▶ _REQUIREMENTS_:
Every line of the data must be copied exactly.

[Items from a figure collection]
▬▬▬
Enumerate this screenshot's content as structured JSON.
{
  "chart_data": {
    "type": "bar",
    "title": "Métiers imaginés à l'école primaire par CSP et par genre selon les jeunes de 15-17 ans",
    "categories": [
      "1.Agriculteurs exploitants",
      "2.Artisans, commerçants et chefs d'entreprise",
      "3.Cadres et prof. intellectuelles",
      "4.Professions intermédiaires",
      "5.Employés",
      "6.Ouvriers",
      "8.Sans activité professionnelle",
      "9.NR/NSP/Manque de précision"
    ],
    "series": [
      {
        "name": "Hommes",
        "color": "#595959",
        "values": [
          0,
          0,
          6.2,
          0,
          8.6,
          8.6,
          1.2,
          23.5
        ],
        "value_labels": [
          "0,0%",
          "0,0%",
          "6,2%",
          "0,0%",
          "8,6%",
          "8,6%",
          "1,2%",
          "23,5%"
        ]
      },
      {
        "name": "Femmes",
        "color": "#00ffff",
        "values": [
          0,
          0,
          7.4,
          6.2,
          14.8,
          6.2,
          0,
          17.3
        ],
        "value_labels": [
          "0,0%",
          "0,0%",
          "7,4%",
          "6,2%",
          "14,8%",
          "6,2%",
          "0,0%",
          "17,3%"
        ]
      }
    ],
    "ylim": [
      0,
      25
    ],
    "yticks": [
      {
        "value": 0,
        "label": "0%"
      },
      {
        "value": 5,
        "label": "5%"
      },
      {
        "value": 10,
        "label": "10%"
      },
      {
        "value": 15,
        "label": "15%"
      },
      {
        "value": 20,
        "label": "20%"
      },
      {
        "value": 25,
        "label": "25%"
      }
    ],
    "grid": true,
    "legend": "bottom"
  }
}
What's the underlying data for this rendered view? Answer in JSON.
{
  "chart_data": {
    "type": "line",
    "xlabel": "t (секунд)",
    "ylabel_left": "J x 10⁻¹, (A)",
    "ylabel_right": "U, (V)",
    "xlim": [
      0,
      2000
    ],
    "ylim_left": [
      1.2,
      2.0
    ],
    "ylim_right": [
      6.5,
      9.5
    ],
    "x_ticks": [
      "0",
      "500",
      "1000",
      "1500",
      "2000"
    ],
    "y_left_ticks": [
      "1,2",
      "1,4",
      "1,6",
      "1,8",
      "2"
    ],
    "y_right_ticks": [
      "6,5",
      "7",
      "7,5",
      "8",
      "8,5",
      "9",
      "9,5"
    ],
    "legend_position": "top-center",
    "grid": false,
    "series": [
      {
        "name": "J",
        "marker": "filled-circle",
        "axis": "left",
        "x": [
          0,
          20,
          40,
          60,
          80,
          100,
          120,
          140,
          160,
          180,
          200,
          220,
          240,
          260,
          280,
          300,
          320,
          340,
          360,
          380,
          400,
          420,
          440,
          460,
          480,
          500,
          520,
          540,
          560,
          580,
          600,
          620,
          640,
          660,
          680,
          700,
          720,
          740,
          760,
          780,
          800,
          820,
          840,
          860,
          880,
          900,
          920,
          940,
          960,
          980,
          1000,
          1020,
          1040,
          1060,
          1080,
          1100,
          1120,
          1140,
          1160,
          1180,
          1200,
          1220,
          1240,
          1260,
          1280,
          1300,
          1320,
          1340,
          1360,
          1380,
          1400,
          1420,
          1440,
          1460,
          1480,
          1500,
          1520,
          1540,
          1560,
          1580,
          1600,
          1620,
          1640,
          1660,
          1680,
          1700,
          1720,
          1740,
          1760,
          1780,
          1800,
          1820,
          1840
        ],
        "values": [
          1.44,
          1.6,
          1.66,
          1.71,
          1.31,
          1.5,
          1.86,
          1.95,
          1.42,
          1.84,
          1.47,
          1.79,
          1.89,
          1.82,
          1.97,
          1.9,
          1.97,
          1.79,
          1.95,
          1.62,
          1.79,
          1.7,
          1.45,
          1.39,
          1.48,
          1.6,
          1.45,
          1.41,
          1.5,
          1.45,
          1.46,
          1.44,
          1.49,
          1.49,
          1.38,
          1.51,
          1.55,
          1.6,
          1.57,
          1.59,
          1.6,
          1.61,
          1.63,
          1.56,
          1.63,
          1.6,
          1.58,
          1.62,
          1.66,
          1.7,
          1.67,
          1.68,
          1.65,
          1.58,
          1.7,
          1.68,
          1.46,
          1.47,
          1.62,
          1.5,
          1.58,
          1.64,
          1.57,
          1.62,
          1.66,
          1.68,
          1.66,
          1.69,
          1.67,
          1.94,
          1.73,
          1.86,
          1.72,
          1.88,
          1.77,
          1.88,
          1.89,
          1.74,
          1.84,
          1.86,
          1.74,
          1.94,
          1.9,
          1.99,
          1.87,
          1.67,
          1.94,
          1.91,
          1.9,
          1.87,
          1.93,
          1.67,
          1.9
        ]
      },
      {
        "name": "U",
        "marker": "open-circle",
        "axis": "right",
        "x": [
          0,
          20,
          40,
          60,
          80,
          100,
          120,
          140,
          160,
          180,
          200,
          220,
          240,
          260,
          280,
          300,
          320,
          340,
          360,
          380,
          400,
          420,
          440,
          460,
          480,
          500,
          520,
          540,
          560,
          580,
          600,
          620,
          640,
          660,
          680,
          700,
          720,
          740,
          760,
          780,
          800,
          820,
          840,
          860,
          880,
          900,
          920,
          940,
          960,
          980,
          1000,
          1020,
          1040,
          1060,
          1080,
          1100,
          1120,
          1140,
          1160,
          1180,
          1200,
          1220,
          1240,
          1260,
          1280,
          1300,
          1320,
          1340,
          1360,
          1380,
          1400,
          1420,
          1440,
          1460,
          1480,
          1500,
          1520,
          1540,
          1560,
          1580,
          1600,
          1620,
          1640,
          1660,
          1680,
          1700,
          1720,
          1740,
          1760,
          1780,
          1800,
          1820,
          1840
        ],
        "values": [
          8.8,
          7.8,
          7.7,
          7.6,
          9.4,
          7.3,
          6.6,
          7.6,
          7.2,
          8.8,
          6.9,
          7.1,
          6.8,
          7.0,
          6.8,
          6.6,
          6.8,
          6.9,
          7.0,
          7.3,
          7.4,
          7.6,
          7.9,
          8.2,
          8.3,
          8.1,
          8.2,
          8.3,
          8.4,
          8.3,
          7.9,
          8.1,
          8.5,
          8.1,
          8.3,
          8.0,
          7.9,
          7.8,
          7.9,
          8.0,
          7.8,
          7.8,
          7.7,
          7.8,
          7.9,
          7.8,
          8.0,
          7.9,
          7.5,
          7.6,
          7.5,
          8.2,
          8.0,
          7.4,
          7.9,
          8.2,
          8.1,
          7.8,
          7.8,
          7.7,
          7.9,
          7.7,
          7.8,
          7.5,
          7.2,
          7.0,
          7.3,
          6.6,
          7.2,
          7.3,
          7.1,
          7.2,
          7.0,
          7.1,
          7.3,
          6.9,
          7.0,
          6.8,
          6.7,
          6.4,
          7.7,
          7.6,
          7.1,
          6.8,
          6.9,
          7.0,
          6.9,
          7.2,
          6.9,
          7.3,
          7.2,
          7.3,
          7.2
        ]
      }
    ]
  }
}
▬▬▬
▶ _ANSWER TO THE EXERCISE_:
Enumerate this screenshot's content as structured JSON.
{
  "chart_data": {
    "type": "bar",
    "title": "Métiers imaginés à l'école primaire par CSP et par genre selon les jeunes de 15-17 ans",
    "categories": [
      "1.Agriculteurs exploitants",
      "2.Artisans, commerçants et chefs d'entreprise",
      "3.Cadres et prof. intellectuelles",
      "4.Professions intermédiaires",
      "5.Employés",
      "6.Ouvriers",
      "8.Sans activité professionnelle",
      "9.NR/NSP/Manque de précision"
    ],
    "series": [
      {
        "name": "Hommes",
        "color": "#595959",
        "values": [
          0,
          0,
          6.2,
          0,
          8.6,
          8.6,
          1.2,
          23.5
        ],
        "value_labels": [
          "0,0%",
          "0,0%",
          "6,2%",
          "0,0%",
          "8,6%",
          "8,6%",
          "1,2%",
          "23,5%"
        ]
      },
      {
        "name": "Femmes",
        "color": "#00ffff",
        "values": [
          0,
          0,
          7.4,
          6.2,
          14.8,
          6.2,
          0,
          17.3
        ],
        "value_labels": [
          "0,0%",
          "0,0%",
          "7,4%",
          "6,2%",
          "14,8%",
          "6,2%",
          "0,0%",
          "17,3%"
        ]
      }
    ],
    "ylim": [
      0,
      25
    ],
    "yticks": [
      {
        "value": 0,
        "label": "0%"
      },
      {
        "value": 5,
        "label": "5%"
      },
      {
        "value": 10,
        "label": "10%"
      },
      {
        "value": 15,
        "label": "15%"
      },
      {
        "value": 20,
        "label": "20%"
      },
      {
        "value": 25,
        "label": "25%"
      }
    ],
    "grid": true,
    "legend": "bottom"
  }
}
What's the underlying data for this rendered view? Answer in JSON.
{
  "chart_data": {
    "type": "line",
    "xlabel": "t (секунд)",
    "ylabel_left": "J x 10⁻¹, (A)",
    "ylabel_right": "U, (V)",
    "xlim": [
      0,
      2000
    ],
    "ylim_left": [
      1.2,
      2.0
    ],
    "ylim_right": [
      6.5,
      9.5
    ],
    "x_ticks": [
      "0",
      "500",
      "1000",
      "1500",
      "2000"
    ],
    "y_left_ticks": [
      "1,2",
      "1,4",
      "1,6",
      "1,8",
      "2"
    ],
    "y_right_ticks": [
      "6,5",
      "7",
      "7,5",
      "8",
      "8,5",
      "9",
      "9,5"
    ],
    "legend_position": "top-center",
    "grid": false,
    "series": [
      {
        "name": "J",
        "marker": "filled-circle",
        "axis": "left",
        "x": [
          0,
          20,
          40,
          60,
          80,
          100,
          120,
          140,
          160,
          180,
          200,
          220,
          240,
          260,
          280,
          300,
          320,
          340,
          360,
          380,
          400,
          420,
          440,
          460,
          480,
          500,
          520,
          540,
          560,
          580,
          600,
          620,
          640,
          660,
          680,
          700,
          720,
          740,
          760,
          780,
          800,
          820,
          840,
          860,
          880,
          900,
          920,
          940,
          960,
          980,
          1000,
          1020,
          1040,
          1060,
          1080,
          1100,
          1120,
          1140,
          1160,
          1180,
          1200,
          1220,
          1240,
          1260,
          1280,
          1300,
          1320,
          1340,
          1360,
          1380,
          1400,
          1420,
          1440,
          1460,
          1480,
          1500,
          1520,
          1540,
          1560,
          1580,
          1600,
          1620,
          1640,
          1660,
          1680,
          1700,
          1720,
          1740,
          1760,
          1780,
          1800,
          1820,
          1840
        ],
        "values": [
          1.44,
          1.6,
          1.66,
          1.71,
          1.31,
          1.5,
          1.86,
          1.95,
          1.42,
          1.84,
          1.47,
          1.79,
          1.89,
          1.82,
          1.97,
          1.9,
          1.97,
          1.79,
          1.95,
          1.62,
          1.79,
          1.7,
          1.45,
          1.39,
          1.48,
          1.6,
          1.45,
          1.41,
          1.5,
          1.45,
          1.46,
          1.44,
          1.49,
          1.49,
          1.38,
          1.51,
          1.55,
          1.6,
          1.57,
          1.59,
          1.6,
          1.61,
          1.63,
          1.56,
          1.63,
          1.6,
          1.58,
          1.62,
          1.66,
          1.7,
          1.67,
          1.68,
          1.65,
          1.58,
          1.7,
          1.68,
          1.46,
          1.47,
          1.62,
          1.5,
          1.58,
          1.64,
          1.57,
          1.62,
          1.66,
          1.68,
          1.66,
          1.69,
          1.67,
          1.94,
          1.73,
          1.86,
          1.72,
          1.88,
          1.77,
          1.88,
          1.89,
          1.74,
          1.84,
          1.86,
          1.74,
          1.94,
          1.9,
          1.99,
          1.87,
          1.67,
          1.94,
          1.91,
          1.9,
          1.87,
          1.93,
          1.67,
          1.9
        ]
      },
      {
        "name": "U",
        "marker": "open-circle",
        "axis": "right",
        "x": [
          0,
          20,
          40,
          60,
          80,
          100,
          120,
          140,
          160,
          180,
          200,
          220,
          240,
          260,
          280,
          300,
          320,
          340,
          360,
          380,
          400,
          420,
          440,
          460,
          480,
          500,
          520,
          540,
          560,
          580,
          600,
          620,
          640,
          660,
          680,
          700,
          720,
          740,
          760,
          780,
          800,
          820,
          840,
          860,
          880,
          900,
          920,
          940,
          960,
          980,
          1000,
          1020,
          1040,
          1060,
          1080,
          1100,
          1120,
          1140,
          1160,
          1180,
          1200,
          1220,
          1240,
          1260,
          1280,
          1300,
          1320,
          1340,
          1360,
          1380,
          1400,
          1420,
          1440,
          1460,
          1480,
          1500,
          1520,
          1540,
          1560,
          1580,
          1600,
          1620,
          1640,
          1660,
          1680,
          1700,
          1720,
          1740,
          1760,
          1780,
          1800,
          1820,
          1840
        ],
        "values": [
          8.8,
          7.8,
          7.7,
          7.6,
          9.4,
          7.3,
          6.6,
          7.6,
          7.2,
          8.8,
          6.9,
          7.1,
          6.8,
          7.0,
          6.8,
          6.6,
          6.8,
          6.9,
          7.0,
          7.3,
          7.4,
          7.6,
          7.9,
          8.2,
          8.3,
          8.1,
          8.2,
          8.3,
          8.4,
          8.3,
          7.9,
          8.1,
          8.5,
          8.1,
          8.3,
          8.0,
          7.9,
          7.8,
          7.9,
          8.0,
          7.8,
          7.8,
          7.7,
          7.8,
          7.9,
          7.8,
          8.0,
          7.9,
          7.5,
          7.6,
          7.5,
          8.2,
          8.0,
          7.4,
          7.9,
          8.2,
          8.1,
          7.8,
          7.8,
          7.7,
          7.9,
          7.7,
          7.8,
          7.5,
          7.2,
          7.0,
          7.3,
          6.6,
          7.2,
          7.3,
          7.1,
          7.2,
          7.0,
          7.1,
          7.3,
          6.9,
          7.0,
          6.8,
          6.7,
          6.4,
          7.7,
          7.6,
          7.1,
          6.8,
          6.9,
          7.0,
          6.9,
          7.2,
          6.9,
          7.3,
          7.2,
          7.3,
          7.2
        ]
      }
    ]
  }
}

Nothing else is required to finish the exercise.